**EXERCISE PROMPT:** Quote all of the data below exactly, please.

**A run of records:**
○ ○ ○

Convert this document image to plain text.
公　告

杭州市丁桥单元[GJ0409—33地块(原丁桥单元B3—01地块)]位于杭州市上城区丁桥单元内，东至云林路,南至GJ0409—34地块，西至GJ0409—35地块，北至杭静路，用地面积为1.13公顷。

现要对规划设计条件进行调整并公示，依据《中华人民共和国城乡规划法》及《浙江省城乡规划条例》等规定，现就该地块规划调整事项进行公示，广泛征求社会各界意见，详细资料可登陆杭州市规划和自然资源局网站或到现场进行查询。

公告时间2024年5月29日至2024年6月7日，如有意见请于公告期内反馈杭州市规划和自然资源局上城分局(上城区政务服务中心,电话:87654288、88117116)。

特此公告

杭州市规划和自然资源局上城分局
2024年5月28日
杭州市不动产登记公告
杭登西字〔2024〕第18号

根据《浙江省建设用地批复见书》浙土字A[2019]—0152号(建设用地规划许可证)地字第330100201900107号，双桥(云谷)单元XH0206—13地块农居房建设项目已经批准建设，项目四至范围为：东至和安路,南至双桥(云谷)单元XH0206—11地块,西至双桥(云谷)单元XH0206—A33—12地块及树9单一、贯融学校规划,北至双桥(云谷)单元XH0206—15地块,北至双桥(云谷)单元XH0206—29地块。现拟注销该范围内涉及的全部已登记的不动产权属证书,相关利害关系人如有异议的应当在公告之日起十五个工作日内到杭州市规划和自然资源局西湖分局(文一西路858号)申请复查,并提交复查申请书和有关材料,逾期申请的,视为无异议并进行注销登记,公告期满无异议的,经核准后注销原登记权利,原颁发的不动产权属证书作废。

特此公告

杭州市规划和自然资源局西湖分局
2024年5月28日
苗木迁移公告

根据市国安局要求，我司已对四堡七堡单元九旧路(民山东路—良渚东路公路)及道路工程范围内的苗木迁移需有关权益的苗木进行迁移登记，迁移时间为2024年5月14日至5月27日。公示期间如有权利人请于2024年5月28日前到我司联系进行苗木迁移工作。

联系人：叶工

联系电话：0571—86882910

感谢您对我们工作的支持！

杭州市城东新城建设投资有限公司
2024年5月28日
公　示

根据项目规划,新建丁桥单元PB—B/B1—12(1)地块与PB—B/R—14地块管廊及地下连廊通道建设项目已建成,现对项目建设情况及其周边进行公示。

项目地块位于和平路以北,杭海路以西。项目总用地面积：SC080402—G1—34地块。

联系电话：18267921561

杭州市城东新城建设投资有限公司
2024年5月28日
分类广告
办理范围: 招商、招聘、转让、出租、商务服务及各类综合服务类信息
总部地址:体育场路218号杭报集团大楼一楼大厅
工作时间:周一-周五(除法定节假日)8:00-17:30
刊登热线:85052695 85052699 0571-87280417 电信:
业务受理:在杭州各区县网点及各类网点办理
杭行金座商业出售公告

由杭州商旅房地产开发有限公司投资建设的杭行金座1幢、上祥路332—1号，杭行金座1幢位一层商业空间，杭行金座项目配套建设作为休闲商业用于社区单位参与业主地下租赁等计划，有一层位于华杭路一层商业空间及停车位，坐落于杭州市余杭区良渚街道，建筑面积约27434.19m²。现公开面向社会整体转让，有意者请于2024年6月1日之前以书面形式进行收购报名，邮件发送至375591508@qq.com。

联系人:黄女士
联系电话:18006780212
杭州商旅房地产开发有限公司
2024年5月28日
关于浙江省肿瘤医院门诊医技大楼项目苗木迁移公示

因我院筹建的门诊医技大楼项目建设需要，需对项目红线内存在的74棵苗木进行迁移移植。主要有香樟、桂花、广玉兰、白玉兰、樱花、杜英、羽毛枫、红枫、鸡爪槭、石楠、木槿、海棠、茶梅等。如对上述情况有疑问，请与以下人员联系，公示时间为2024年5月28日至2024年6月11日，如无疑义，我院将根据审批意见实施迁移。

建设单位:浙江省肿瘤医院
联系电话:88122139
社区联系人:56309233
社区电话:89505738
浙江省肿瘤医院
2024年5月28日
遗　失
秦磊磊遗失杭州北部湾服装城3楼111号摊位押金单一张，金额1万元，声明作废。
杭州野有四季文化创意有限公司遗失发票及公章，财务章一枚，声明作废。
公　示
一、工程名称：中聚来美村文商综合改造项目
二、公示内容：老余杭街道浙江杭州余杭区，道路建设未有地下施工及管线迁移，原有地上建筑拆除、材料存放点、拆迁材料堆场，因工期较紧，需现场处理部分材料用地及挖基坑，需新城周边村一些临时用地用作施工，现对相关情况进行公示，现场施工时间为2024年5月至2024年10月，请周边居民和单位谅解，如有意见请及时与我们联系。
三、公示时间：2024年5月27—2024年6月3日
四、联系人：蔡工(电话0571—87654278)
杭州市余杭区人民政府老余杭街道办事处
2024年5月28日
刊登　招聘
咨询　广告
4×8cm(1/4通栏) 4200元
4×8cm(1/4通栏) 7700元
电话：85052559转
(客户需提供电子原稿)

○ ○ ○

**THE ANSWER:**
Convert this document image to plain text.
公　告

杭州市丁桥单元[GJ0409—33地块(原丁桥单元B3—01地块)]位于杭州市上城区丁桥单元内，东至云林路,南至GJ0409—34地块，西至GJ0409—35地块，北至杭静路，用地面积为1.13公顷。

现要对规划设计条件进行调整并公示，依据《中华人民共和国城乡规划法》及《浙江省城乡规划条例》等规定，现就该地块规划调整事项进行公示，广泛征求社会各界意见，详细资料可登陆杭州市规划和自然资源局网站或到现场进行查询。

公告时间2024年5月29日至2024年6月7日，如有意见请于公告期内反馈杭州市规划和自然资源局上城分局(上城区政务服务中心,电话:87654288、88117116)。

特此公告

杭州市规划和自然资源局上城分局
2024年5月28日
杭州市不动产登记公告
杭登西字〔2024〕第18号

根据《浙江省建设用地批复见书》浙土字A[2019]—0152号(建设用地规划许可证)地字第330100201900107号，双桥(云谷)单元XH0206—13地块农居房建设项目已经批准建设，项目四至范围为：东至和安路,南至双桥(云谷)单元XH0206—11地块,西至双桥(云谷)单元XH0206—A33—12地块及树9单一、贯融学校规划,北至双桥(云谷)单元XH0206—15地块,北至双桥(云谷)单元XH0206—29地块。现拟注销该范围内涉及的全部已登记的不动产权属证书,相关利害关系人如有异议的应当在公告之日起十五个工作日内到杭州市规划和自然资源局西湖分局(文一西路858号)申请复查,并提交复查申请书和有关材料,逾期申请的,视为无异议并进行注销登记,公告期满无异议的,经核准后注销原登记权利,原颁发的不动产权属证书作废。

特此公告

杭州市规划和自然资源局西湖分局
2024年5月28日
苗木迁移公告

根据市国安局要求，我司已对四堡七堡单元九旧路(民山东路—良渚东路公路)及道路工程范围内的苗木迁移需有关权益的苗木进行迁移登记，迁移时间为2024年5月14日至5月27日。公示期间如有权利人请于2024年5月28日前到我司联系进行苗木迁移工作。

联系人：叶工

联系电话：0571—86882910

感谢您对我们工作的支持！

杭州市城东新城建设投资有限公司
2024年5月28日
公　示

根据项目规划,新建丁桥单元PB—B/B1—12(1)地块与PB—B/R—14地块管廊及地下连廊通道建设项目已建成,现对项目建设情况及其周边进行公示。

项目地块位于和平路以北,杭海路以西。项目总用地面积：SC080402—G1—34地块。

联系电话：18267921561

杭州市城东新城建设投资有限公司
2024年5月28日
分类广告
办理范围: 招商、招聘、转让、出租、商务服务及各类综合服务类信息
总部地址:体育场路218号杭报集团大楼一楼大厅
工作时间:周一-周五(除法定节假日)8:00-17:30
刊登热线:85052695 85052699 0571-87280417 电信:
业务受理:在杭州各区县网点及各类网点办理
杭行金座商业出售公告

由杭州商旅房地产开发有限公司投资建设的杭行金座1幢、上祥路332—1号，杭行金座1幢位一层商业空间，杭行金座项目配套建设作为休闲商业用于社区单位参与业主地下租赁等计划，有一层位于华杭路一层商业空间及停车位，坐落于杭州市余杭区良渚街道，建筑面积约27434.19m²。现公开面向社会整体转让，有意者请于2024年6月1日之前以书面形式进行收购报名，邮件发送至375591508@qq.com。

联系人:黄女士
联系电话:18006780212
杭州商旅房地产开发有限公司
2024年5月28日
关于浙江省肿瘤医院门诊医技大楼项目苗木迁移公示

因我院筹建的门诊医技大楼项目建设需要，需对项目红线内存在的74棵苗木进行迁移移植。主要有香樟、桂花、广玉兰、白玉兰、樱花、杜英、羽毛枫、红枫、鸡爪槭、石楠、木槿、海棠、茶梅等。如对上述情况有疑问，请与以下人员联系，公示时间为2024年5月28日至2024年6月11日，如无疑义，我院将根据审批意见实施迁移。

建设单位:浙江省肿瘤医院
联系电话:88122139
社区联系人:56309233
社区电话:89505738
浙江省肿瘤医院
2024年5月28日
遗　失
秦磊磊遗失杭州北部湾服装城3楼111号摊位押金单一张，金额1万元，声明作废。
杭州野有四季文化创意有限公司遗失发票及公章，财务章一枚，声明作废。
公　示
一、工程名称：中聚来美村文商综合改造项目
二、公示内容：老余杭街道浙江杭州余杭区，道路建设未有地下施工及管线迁移，原有地上建筑拆除、材料存放点、拆迁材料堆场，因工期较紧，需现场处理部分材料用地及挖基坑，需新城周边村一些临时用地用作施工，现对相关情况进行公示，现场施工时间为2024年5月至2024年10月，请周边居民和单位谅解，如有意见请及时与我们联系。
三、公示时间：2024年5月27—2024年6月3日
四、联系人：蔡工(电话0571—87654278)
杭州市余杭区人民政府老余杭街道办事处
2024年5月28日
刊登　招聘
咨询　广告
4×8cm(1/4通栏) 4200元
4×8cm(1/4通栏) 7700元
电话：85052559转
(客户需提供电子原稿)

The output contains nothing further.